Take the material below and retype it in full; pictures are left out.

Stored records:
+---+

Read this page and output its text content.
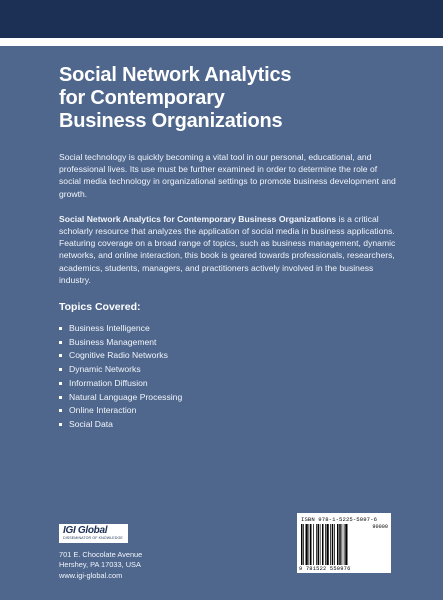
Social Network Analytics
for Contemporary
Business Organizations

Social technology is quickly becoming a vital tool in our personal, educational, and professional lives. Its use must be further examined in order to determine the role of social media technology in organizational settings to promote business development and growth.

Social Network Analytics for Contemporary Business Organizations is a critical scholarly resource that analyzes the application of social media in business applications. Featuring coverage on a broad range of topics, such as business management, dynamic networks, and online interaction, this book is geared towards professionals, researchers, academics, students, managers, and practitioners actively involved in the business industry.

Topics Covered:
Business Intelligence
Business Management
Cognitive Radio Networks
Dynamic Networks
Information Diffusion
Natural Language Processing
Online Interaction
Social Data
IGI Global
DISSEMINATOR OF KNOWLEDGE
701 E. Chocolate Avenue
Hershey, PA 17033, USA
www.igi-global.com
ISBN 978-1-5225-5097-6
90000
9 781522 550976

+---+

Exercise answer >>
Read this page and output its text content.
Social Network Analytics
for Contemporary
Business Organizations

Social technology is quickly becoming a vital tool in our personal, educational, and professional lives. Its use must be further examined in order to determine the role of social media technology in organizational settings to promote business development and growth.

Social Network Analytics for Contemporary Business Organizations is a critical scholarly resource that analyzes the application of social media in business applications. Featuring coverage on a broad range of topics, such as business management, dynamic networks, and online interaction, this book is geared towards professionals, researchers, academics, students, managers, and practitioners actively involved in the business industry.

Topics Covered:
Business Intelligence
Business Management
Cognitive Radio Networks
Dynamic Networks
Information Diffusion
Natural Language Processing
Online Interaction
Social Data
IGI Global
DISSEMINATOR OF KNOWLEDGE
701 E. Chocolate Avenue
Hershey, PA 17033, USA
www.igi-global.com
ISBN 978-1-5225-5097-6
90000
9 781522 550976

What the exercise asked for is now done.